-- The task --
Which lines in the records below contain the word "content"? Copy each of them.

(Extracted records)
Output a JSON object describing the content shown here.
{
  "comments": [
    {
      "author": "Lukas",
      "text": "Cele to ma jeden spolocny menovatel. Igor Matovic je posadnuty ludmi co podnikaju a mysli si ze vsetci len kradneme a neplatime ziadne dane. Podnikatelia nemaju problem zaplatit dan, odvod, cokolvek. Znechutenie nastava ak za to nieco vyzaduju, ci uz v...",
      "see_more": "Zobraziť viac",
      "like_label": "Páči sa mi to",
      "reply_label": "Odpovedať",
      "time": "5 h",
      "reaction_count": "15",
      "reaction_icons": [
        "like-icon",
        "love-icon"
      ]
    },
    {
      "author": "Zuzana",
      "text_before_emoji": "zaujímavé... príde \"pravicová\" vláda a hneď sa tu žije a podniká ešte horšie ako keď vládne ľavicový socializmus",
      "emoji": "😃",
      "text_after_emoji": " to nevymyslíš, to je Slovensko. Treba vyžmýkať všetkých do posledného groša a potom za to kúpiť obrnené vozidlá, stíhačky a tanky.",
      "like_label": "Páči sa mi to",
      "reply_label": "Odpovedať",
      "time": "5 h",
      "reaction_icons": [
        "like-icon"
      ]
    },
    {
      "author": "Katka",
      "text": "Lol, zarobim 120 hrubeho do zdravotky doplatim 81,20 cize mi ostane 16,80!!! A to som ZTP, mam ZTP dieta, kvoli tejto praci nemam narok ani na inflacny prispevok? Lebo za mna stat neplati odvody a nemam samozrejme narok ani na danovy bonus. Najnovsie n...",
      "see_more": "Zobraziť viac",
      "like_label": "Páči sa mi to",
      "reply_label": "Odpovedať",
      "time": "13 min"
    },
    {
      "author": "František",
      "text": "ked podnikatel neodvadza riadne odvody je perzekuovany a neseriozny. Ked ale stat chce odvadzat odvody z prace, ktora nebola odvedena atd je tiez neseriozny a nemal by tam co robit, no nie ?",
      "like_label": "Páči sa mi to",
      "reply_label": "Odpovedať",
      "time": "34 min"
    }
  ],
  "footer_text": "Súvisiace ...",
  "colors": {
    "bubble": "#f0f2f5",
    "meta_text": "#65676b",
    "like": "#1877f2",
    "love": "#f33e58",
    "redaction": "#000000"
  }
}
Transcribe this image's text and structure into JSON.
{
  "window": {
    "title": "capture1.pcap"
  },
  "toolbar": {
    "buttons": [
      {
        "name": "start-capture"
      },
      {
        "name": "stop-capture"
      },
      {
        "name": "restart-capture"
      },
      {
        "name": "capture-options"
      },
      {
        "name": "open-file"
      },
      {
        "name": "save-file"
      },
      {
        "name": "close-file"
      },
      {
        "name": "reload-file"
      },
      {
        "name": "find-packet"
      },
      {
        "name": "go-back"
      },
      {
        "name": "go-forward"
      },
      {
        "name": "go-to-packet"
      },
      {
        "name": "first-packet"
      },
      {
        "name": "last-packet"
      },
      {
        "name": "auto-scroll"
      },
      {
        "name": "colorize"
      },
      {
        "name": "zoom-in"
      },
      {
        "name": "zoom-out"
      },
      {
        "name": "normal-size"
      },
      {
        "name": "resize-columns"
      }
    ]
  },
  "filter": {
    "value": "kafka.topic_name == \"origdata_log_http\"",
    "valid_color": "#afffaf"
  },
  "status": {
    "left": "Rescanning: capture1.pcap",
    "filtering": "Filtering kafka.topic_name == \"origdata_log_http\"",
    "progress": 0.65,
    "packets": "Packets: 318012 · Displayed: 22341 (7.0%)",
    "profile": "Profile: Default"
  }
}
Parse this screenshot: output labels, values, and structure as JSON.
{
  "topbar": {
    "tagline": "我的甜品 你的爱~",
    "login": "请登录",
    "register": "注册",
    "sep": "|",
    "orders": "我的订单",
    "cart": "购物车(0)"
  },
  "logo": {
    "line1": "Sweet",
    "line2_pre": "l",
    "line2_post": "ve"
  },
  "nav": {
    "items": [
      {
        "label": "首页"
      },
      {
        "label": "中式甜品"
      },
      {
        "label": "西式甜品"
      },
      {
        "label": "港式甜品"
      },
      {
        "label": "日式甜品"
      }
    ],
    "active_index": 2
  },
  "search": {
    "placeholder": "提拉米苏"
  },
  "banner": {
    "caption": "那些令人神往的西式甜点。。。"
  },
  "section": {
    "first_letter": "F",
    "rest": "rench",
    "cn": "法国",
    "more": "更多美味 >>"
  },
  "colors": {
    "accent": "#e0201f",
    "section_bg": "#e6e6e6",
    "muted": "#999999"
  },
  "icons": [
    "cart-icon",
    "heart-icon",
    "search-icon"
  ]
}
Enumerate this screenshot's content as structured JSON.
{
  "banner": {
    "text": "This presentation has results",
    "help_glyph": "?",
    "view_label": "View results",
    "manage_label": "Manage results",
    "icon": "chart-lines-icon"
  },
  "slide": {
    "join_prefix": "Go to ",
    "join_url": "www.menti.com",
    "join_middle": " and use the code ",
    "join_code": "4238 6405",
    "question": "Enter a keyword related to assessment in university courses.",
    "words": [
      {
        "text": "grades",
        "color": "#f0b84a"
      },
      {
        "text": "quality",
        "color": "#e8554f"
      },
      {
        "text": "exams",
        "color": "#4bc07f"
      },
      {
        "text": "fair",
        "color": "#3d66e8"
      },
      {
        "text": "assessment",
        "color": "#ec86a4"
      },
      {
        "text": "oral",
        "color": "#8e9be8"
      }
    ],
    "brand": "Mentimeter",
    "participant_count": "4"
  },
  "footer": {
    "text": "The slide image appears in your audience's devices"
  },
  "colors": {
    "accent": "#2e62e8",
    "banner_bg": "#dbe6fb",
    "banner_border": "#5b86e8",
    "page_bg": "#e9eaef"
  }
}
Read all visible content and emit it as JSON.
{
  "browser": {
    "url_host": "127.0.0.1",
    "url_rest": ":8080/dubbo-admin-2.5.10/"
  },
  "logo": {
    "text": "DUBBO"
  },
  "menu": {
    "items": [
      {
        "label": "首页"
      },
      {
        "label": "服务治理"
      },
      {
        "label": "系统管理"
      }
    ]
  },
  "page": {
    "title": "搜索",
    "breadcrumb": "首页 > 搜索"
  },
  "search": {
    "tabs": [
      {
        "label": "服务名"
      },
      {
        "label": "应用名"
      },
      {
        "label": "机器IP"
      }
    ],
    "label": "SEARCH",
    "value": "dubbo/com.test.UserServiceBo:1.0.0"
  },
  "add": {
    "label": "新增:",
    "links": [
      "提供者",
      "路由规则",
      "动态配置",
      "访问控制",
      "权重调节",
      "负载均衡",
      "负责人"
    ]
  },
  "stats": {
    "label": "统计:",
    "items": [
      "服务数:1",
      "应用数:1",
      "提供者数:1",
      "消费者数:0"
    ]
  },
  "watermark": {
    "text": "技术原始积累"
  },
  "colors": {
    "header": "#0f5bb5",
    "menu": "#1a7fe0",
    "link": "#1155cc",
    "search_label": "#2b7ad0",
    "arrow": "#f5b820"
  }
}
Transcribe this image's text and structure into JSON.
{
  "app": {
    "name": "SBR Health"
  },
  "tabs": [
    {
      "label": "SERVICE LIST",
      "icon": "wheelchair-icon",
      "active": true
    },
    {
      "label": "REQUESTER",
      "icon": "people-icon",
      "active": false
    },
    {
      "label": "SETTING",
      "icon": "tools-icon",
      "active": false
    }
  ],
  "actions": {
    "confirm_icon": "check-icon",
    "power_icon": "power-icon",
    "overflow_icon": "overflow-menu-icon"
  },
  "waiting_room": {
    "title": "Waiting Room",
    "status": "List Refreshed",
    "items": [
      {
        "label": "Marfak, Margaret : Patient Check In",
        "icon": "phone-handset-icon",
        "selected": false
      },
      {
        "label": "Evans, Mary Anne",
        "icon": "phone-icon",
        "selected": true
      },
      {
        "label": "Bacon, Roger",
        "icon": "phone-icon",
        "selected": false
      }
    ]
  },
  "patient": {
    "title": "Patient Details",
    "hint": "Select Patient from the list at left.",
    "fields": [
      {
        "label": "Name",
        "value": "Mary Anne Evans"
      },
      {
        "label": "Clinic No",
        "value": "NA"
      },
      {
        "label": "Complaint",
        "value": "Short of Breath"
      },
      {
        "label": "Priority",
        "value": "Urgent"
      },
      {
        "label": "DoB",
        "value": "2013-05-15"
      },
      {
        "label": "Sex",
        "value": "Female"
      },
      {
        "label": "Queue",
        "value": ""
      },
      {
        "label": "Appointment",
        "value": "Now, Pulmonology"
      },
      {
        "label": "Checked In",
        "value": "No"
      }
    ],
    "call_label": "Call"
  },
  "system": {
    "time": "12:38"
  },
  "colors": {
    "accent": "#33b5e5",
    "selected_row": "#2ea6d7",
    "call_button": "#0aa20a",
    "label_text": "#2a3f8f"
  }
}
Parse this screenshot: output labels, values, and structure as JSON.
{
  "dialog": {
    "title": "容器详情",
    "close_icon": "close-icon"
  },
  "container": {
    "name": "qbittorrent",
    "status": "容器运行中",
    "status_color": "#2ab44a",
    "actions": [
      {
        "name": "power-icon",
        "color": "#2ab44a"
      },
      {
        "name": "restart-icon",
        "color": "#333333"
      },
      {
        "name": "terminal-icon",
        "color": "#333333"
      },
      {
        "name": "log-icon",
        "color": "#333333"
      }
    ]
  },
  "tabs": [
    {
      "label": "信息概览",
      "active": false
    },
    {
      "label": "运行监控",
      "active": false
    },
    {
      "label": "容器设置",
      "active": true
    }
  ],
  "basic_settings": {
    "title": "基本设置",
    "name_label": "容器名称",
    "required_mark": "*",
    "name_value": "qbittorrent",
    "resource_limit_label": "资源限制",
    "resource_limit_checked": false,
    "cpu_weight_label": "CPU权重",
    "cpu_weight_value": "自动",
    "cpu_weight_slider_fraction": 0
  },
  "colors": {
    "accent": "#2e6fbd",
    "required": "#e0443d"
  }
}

-- The output --
Output a JSON object describing the content shown here.
Enumerate this screenshot's content as structured JSON.
Read all visible content and emit it as JSON.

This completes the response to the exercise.